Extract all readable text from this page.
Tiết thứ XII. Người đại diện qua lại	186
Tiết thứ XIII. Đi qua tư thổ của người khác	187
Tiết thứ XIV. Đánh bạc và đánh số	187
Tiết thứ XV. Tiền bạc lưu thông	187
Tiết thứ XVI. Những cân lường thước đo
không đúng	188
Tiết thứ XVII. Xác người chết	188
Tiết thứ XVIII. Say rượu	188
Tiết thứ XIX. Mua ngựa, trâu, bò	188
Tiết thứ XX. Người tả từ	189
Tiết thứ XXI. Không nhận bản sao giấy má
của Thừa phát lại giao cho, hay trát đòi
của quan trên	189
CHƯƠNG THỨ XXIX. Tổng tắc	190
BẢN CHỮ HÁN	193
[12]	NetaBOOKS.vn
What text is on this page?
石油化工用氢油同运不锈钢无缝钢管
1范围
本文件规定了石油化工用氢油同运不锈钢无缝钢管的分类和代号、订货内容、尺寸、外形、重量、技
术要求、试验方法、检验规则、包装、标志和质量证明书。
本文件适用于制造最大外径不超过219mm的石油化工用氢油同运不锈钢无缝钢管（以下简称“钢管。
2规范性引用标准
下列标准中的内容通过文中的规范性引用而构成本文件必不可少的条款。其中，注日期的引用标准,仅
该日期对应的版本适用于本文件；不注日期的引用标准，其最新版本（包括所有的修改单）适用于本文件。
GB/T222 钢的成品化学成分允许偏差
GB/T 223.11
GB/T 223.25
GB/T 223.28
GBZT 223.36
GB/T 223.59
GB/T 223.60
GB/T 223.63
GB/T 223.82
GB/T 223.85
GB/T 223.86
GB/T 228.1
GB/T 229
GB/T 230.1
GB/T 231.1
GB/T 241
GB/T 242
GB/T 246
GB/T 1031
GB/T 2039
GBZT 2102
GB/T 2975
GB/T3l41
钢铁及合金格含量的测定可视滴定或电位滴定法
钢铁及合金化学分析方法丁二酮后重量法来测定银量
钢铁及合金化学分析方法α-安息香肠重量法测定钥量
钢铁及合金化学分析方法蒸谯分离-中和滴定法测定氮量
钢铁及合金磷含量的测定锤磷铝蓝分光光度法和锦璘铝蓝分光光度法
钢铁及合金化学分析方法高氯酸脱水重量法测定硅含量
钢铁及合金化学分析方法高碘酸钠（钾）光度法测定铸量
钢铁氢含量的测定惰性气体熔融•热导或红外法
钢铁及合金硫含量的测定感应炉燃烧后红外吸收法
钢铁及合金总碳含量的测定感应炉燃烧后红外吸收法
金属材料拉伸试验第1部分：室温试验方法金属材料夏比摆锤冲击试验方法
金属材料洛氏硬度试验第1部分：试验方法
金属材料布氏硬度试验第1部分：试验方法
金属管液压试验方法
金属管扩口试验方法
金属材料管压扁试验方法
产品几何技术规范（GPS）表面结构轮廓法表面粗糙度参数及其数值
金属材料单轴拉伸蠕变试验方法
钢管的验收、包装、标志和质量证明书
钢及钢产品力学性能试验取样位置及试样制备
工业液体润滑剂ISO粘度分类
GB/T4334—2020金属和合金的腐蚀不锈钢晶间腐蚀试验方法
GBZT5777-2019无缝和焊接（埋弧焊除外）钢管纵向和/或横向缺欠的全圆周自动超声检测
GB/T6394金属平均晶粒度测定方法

—————

Problem to work on -> Extract each line of the listing above, copying it word for word.

Response below ->
Extract all readable text from this page.
Tiết thứ XII. Người đại diện qua lại	186
Tiết thứ XIII. Đi qua tư thổ của người khác	187
Tiết thứ XIV. Đánh bạc và đánh số	187
Tiết thứ XV. Tiền bạc lưu thông	187
Tiết thứ XVI. Những cân lường thước đo
không đúng	188
Tiết thứ XVII. Xác người chết	188
Tiết thứ XVIII. Say rượu	188
Tiết thứ XIX. Mua ngựa, trâu, bò	188
Tiết thứ XX. Người tả từ	189
Tiết thứ XXI. Không nhận bản sao giấy má
của Thừa phát lại giao cho, hay trát đòi
của quan trên	189
CHƯƠNG THỨ XXIX. Tổng tắc	190
BẢN CHỮ HÁN	193
[12]	NetaBOOKS.vn
What text is on this page?
石油化工用氢油同运不锈钢无缝钢管
1范围
本文件规定了石油化工用氢油同运不锈钢无缝钢管的分类和代号、订货内容、尺寸、外形、重量、技
术要求、试验方法、检验规则、包装、标志和质量证明书。
本文件适用于制造最大外径不超过219mm的石油化工用氢油同运不锈钢无缝钢管（以下简称“钢管。
2规范性引用标准
下列标准中的内容通过文中的规范性引用而构成本文件必不可少的条款。其中，注日期的引用标准,仅
该日期对应的版本适用于本文件；不注日期的引用标准，其最新版本（包括所有的修改单）适用于本文件。
GB/T222 钢的成品化学成分允许偏差
GB/T 223.11
GB/T 223.25
GB/T 223.28
GBZT 223.36
GB/T 223.59
GB/T 223.60
GB/T 223.63
GB/T 223.82
GB/T 223.85
GB/T 223.86
GB/T 228.1
GB/T 229
GB/T 230.1
GB/T 231.1
GB/T 241
GB/T 242
GB/T 246
GB/T 1031
GB/T 2039
GBZT 2102
GB/T 2975
GB/T3l41
钢铁及合金格含量的测定可视滴定或电位滴定法
钢铁及合金化学分析方法丁二酮后重量法来测定银量
钢铁及合金化学分析方法α-安息香肠重量法测定钥量
钢铁及合金化学分析方法蒸谯分离-中和滴定法测定氮量
钢铁及合金磷含量的测定锤磷铝蓝分光光度法和锦璘铝蓝分光光度法
钢铁及合金化学分析方法高氯酸脱水重量法测定硅含量
钢铁及合金化学分析方法高碘酸钠（钾）光度法测定铸量
钢铁氢含量的测定惰性气体熔融•热导或红外法
钢铁及合金硫含量的测定感应炉燃烧后红外吸收法
钢铁及合金总碳含量的测定感应炉燃烧后红外吸收法
金属材料拉伸试验第1部分：室温试验方法金属材料夏比摆锤冲击试验方法
金属材料洛氏硬度试验第1部分：试验方法
金属材料布氏硬度试验第1部分：试验方法
金属管液压试验方法
金属管扩口试验方法
金属材料管压扁试验方法
产品几何技术规范（GPS）表面结构轮廓法表面粗糙度参数及其数值
金属材料单轴拉伸蠕变试验方法
钢管的验收、包装、标志和质量证明书
钢及钢产品力学性能试验取样位置及试样制备
工业液体润滑剂ISO粘度分类
GB/T4334—2020金属和合金的腐蚀不锈钢晶间腐蚀试验方法
GBZT5777-2019无缝和焊接（埋弧焊除外）钢管纵向和/或横向缺欠的全圆周自动超声检测
GB/T6394金属平均晶粒度测定方法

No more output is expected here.